___ Records provided ___
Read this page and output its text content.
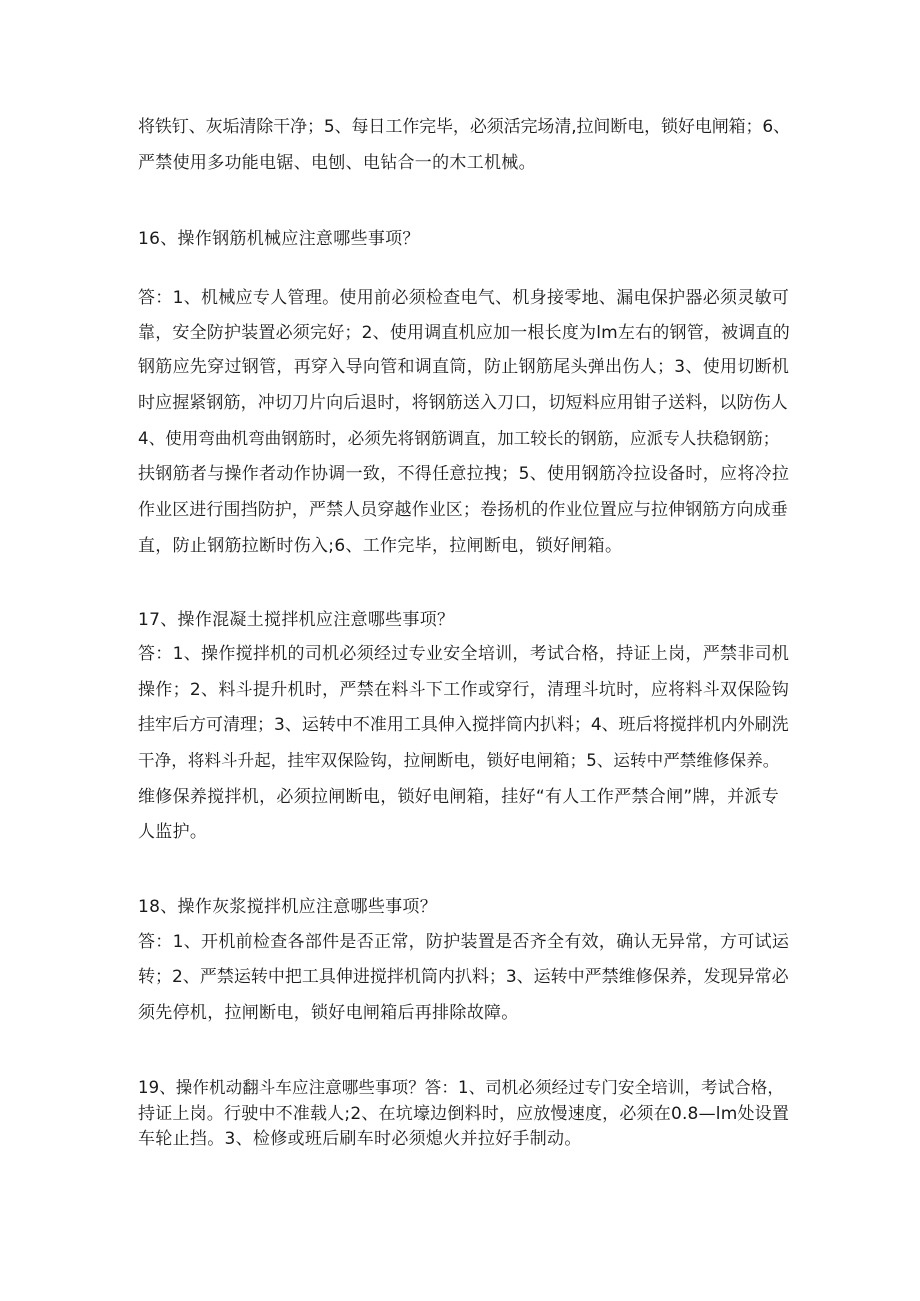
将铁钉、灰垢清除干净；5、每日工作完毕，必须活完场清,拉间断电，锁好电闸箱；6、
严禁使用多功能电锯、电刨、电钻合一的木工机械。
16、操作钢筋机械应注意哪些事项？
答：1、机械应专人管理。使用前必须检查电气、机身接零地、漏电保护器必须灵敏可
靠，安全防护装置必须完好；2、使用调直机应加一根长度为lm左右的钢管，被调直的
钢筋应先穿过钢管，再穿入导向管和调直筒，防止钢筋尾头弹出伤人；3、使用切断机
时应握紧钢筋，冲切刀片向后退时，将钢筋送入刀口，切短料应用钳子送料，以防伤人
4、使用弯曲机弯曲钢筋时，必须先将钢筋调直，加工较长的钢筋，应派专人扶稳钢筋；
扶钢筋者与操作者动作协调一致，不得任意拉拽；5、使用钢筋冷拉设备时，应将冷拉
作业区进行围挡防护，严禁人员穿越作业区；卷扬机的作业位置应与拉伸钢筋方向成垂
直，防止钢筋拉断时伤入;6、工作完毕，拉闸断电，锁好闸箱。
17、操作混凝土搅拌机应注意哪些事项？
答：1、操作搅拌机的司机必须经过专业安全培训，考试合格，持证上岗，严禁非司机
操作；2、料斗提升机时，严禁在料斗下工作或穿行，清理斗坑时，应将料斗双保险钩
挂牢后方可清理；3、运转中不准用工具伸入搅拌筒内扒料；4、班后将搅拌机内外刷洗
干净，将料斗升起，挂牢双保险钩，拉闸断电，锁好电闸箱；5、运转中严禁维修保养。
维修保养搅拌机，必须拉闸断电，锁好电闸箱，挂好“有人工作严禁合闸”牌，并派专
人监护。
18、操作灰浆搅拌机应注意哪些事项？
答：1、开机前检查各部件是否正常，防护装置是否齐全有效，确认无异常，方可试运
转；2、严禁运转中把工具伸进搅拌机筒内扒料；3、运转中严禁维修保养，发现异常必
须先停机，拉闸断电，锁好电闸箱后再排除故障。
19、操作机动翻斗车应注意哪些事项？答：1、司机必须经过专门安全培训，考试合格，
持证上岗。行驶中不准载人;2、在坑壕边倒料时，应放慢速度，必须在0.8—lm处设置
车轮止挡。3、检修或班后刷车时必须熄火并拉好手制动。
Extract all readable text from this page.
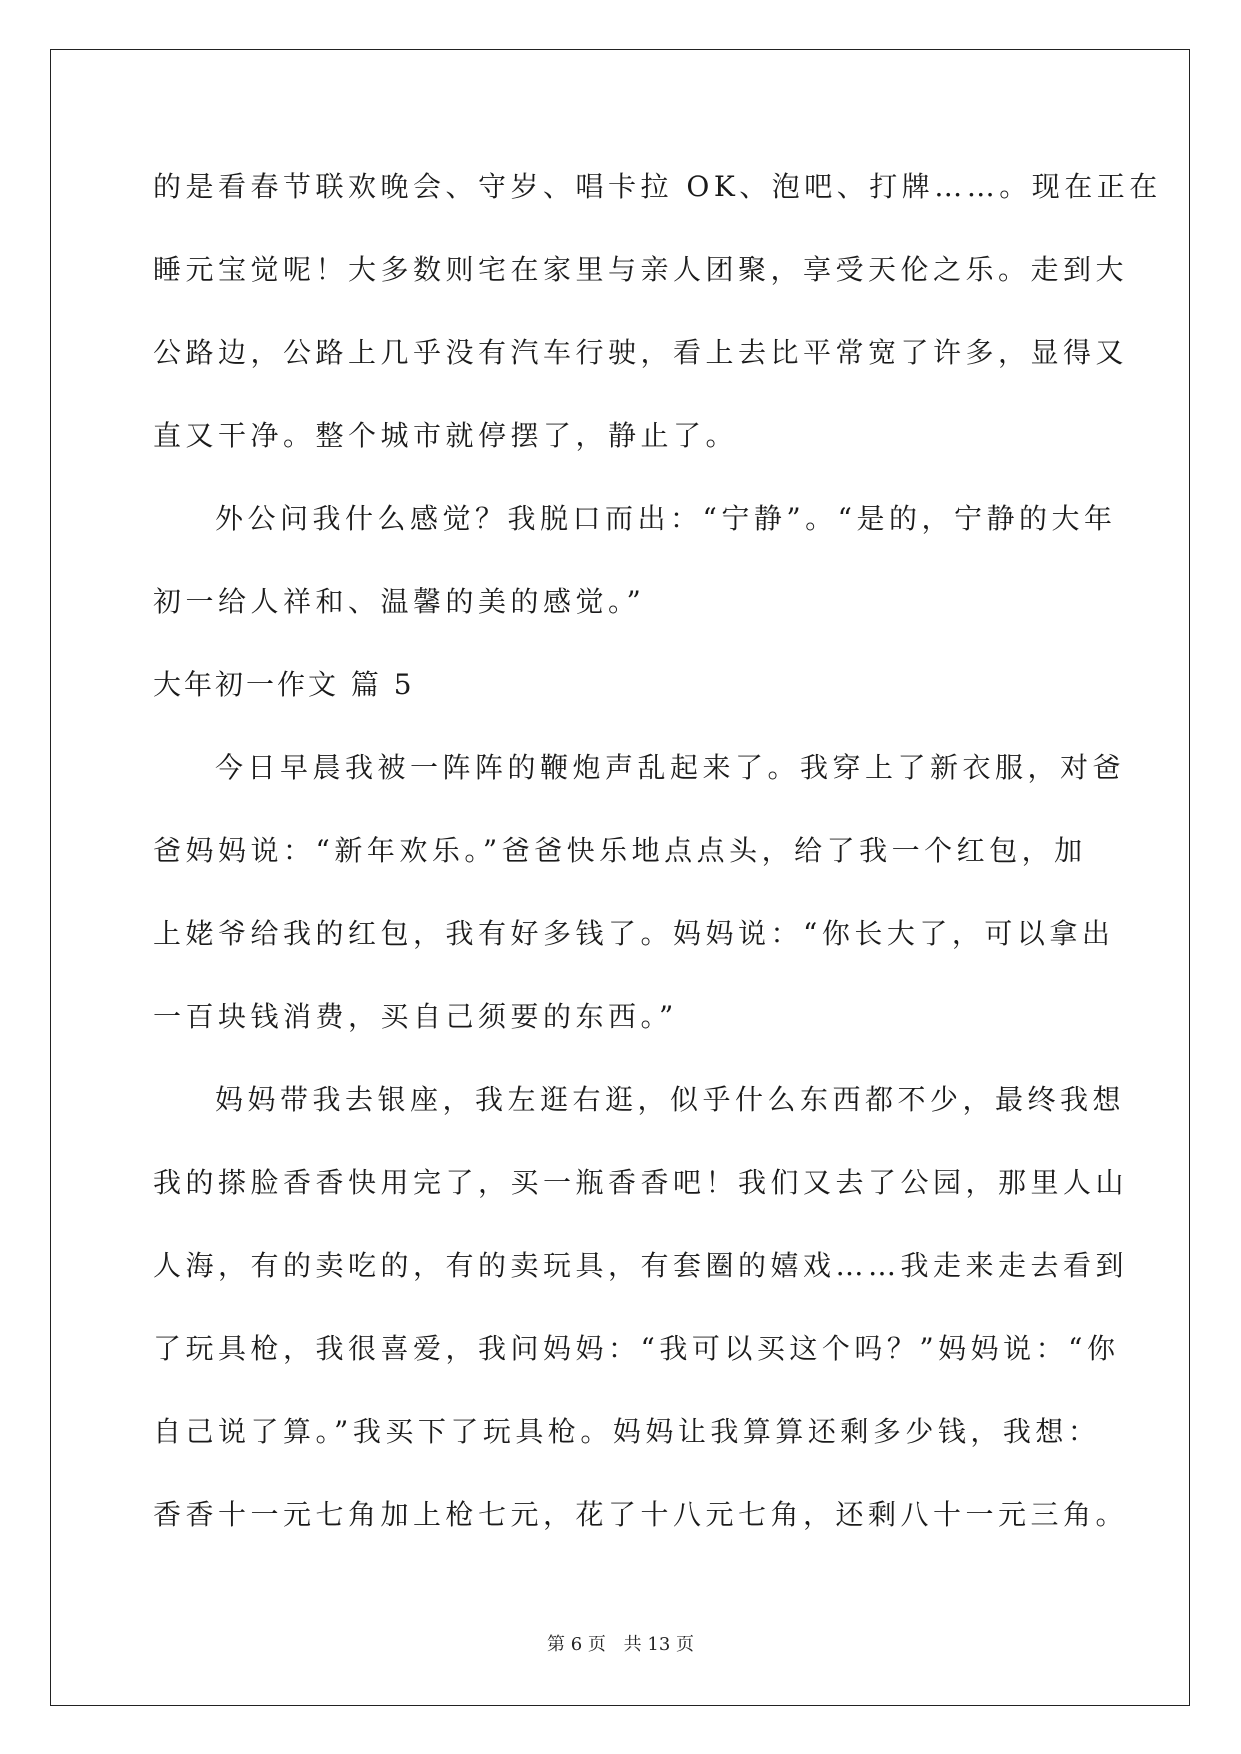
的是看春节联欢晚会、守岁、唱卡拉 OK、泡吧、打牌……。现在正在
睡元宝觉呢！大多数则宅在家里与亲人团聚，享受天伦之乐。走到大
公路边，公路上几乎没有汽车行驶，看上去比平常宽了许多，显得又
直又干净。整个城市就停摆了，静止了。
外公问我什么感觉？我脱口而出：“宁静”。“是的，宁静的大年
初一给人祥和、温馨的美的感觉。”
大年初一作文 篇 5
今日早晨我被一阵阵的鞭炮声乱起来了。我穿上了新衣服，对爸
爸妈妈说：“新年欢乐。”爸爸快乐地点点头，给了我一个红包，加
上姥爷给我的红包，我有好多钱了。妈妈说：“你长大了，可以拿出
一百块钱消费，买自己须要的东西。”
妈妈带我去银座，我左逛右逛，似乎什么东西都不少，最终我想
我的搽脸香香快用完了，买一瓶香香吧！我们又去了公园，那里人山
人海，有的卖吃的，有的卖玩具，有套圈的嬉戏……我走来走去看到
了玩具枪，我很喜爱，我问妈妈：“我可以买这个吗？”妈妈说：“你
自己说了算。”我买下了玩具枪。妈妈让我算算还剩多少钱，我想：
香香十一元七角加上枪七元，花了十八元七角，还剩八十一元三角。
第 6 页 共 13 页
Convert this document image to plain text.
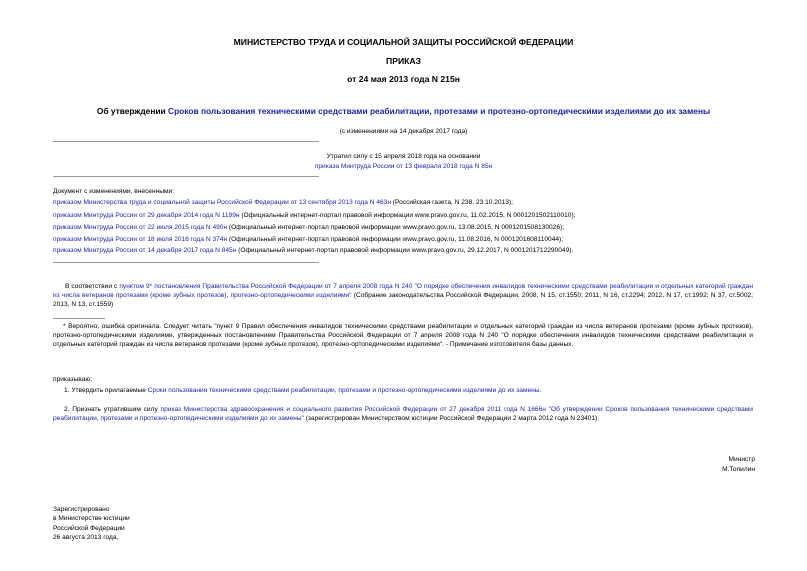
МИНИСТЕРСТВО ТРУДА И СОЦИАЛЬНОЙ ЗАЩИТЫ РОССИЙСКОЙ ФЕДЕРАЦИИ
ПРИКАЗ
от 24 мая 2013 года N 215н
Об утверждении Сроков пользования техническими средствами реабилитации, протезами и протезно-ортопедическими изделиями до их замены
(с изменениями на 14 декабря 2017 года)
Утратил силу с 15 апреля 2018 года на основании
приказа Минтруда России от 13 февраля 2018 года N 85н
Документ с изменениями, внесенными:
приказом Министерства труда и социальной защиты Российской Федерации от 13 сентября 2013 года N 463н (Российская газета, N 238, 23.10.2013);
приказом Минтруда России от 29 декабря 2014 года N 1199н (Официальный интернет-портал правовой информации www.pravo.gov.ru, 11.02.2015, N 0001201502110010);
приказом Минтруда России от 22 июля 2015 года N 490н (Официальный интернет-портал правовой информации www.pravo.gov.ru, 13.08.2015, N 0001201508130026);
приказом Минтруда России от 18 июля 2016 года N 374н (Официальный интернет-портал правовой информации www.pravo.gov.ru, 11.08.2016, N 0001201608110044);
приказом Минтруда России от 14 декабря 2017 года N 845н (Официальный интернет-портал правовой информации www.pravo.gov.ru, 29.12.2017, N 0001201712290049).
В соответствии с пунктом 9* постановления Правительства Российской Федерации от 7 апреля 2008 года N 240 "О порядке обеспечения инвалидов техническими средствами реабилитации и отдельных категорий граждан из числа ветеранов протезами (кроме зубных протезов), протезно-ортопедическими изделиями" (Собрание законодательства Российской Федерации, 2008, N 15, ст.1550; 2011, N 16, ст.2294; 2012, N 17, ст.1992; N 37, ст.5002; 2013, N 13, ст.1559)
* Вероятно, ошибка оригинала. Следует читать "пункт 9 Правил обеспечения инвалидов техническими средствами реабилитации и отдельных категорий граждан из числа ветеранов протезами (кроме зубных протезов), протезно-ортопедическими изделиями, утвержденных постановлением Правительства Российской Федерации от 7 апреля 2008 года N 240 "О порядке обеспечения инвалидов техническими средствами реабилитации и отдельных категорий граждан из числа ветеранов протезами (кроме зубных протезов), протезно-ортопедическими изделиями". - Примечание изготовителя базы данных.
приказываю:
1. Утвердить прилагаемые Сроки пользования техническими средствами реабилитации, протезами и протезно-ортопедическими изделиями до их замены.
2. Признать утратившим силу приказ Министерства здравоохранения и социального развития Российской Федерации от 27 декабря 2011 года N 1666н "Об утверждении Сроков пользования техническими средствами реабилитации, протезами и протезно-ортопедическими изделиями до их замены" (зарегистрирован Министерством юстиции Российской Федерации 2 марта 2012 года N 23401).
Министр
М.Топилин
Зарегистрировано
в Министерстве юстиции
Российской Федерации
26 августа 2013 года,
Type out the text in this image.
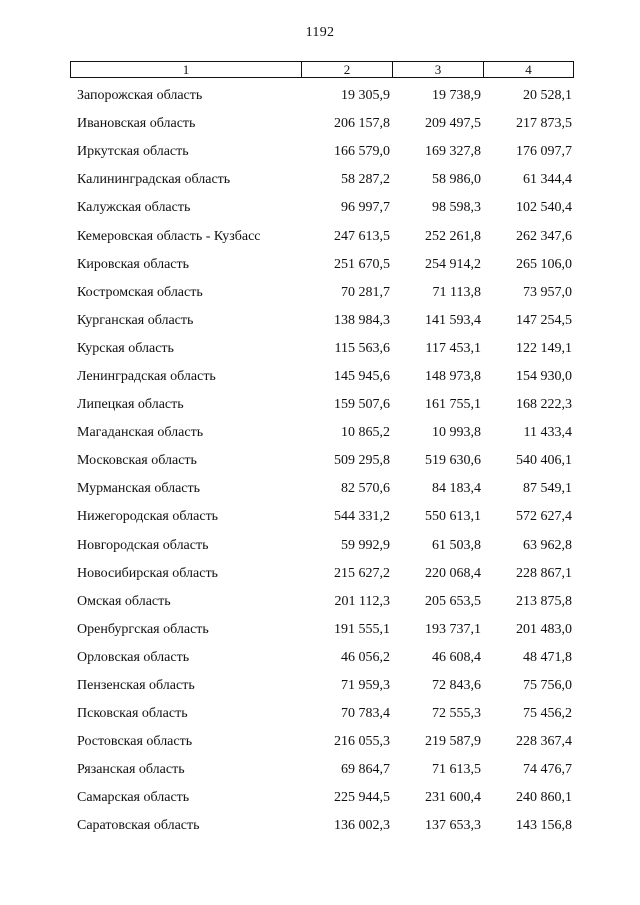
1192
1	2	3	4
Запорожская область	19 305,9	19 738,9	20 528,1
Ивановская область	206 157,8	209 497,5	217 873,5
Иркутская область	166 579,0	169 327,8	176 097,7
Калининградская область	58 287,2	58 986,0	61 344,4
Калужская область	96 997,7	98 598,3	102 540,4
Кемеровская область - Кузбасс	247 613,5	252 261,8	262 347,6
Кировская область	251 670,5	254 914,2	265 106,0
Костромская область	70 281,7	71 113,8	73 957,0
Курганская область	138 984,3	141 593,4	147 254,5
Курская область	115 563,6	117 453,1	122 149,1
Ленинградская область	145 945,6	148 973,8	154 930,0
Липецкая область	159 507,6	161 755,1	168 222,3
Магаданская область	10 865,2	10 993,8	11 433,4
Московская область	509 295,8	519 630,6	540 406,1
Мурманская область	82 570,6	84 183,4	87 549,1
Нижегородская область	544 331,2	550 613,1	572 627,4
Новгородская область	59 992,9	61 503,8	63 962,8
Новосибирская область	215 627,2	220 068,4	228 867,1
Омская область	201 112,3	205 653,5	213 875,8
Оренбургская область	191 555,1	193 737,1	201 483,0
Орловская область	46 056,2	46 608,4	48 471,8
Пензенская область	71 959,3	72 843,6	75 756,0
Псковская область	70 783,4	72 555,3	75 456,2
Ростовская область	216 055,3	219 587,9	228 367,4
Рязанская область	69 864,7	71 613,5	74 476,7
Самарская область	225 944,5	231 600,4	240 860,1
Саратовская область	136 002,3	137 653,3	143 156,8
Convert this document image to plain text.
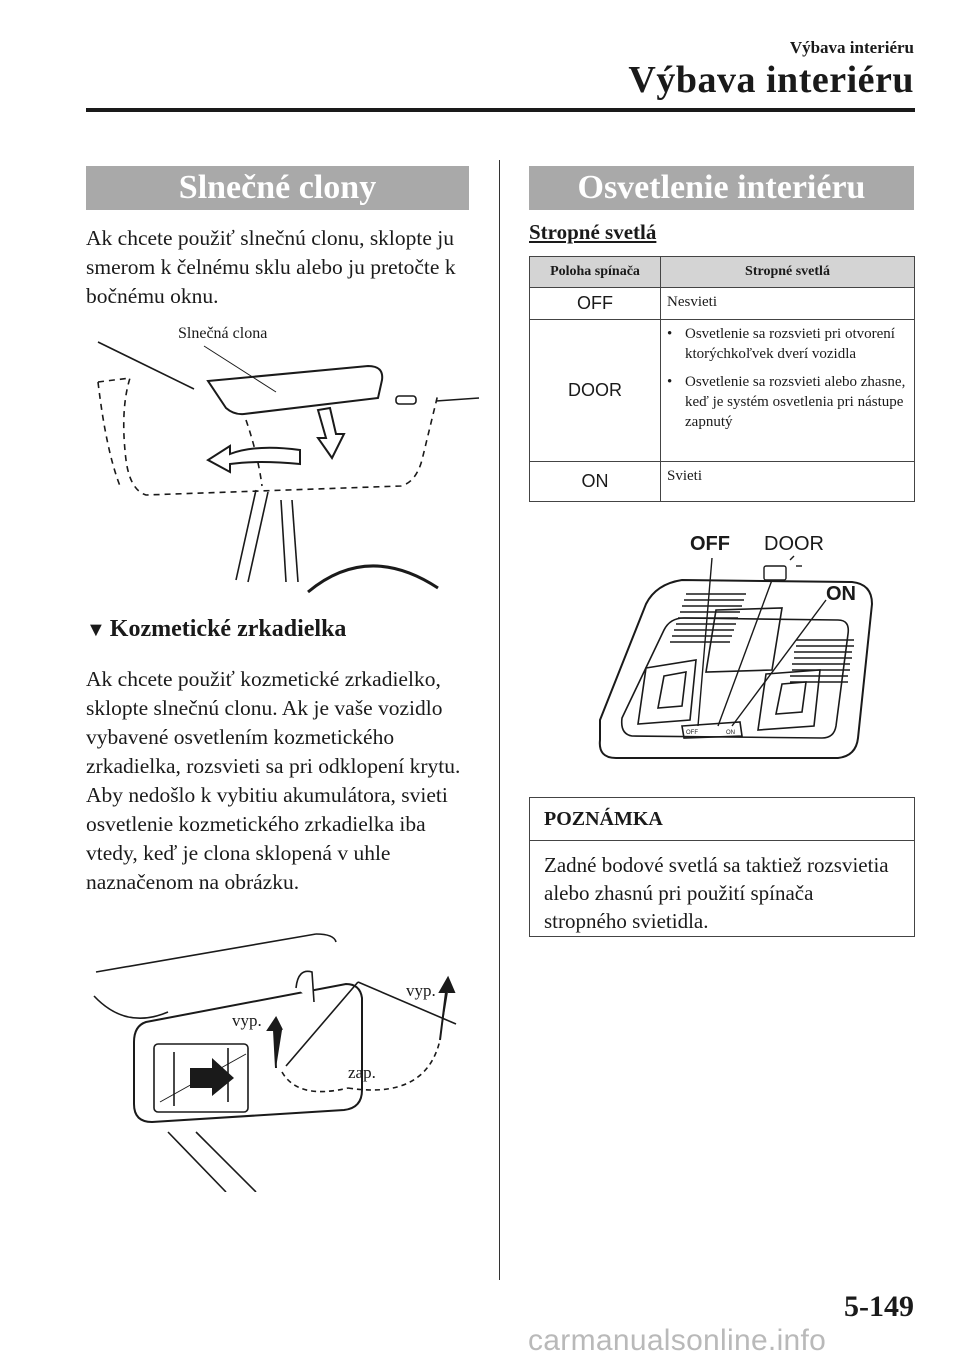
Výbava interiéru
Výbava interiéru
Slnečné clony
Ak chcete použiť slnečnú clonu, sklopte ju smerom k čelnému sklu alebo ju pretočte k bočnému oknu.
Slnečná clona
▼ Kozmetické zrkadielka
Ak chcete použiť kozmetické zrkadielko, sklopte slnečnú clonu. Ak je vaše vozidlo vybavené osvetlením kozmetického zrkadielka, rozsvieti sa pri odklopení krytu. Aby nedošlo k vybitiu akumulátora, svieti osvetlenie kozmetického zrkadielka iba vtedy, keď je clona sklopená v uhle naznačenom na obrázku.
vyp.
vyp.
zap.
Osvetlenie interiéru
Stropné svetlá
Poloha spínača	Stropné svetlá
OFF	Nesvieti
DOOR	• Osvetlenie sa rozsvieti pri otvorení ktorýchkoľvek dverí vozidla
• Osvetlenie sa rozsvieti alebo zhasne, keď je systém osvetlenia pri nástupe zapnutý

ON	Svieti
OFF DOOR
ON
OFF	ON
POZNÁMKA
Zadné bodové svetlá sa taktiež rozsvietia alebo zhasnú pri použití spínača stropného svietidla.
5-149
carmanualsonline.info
___
## Written instruction:
Pick out every line of the listing containing the word "декабря", and show those lines.

## Solution for this problem:
(с изменениями на 14 декабря 2017 года)
приказом Минтруда России от 29 декабря 2014 года N 1199н (Официальный интернет-портал правовой информации www.pravo.gov.ru, 11.02.2015, N 0001201502110010);
приказом Минтруда России от 14 декабря 2017 года N 845н (Официальный интернет-портал правовой информации www.pravo.gov.ru, 29.12.2017, N 0001201712290049).
2. Признать утратившим силу приказ Министерства здравоохранения и социального развития Российской Федерации от 27 декабря 2011 года N 1666н "Об утверждении Сроков пользования техническими средствами реабилитации, протезами и протезно-ортопедическими изделиями до их замены" (зарегистрирован Министерством юстиции Российской Федерации 2 марта 2012 года N 23401).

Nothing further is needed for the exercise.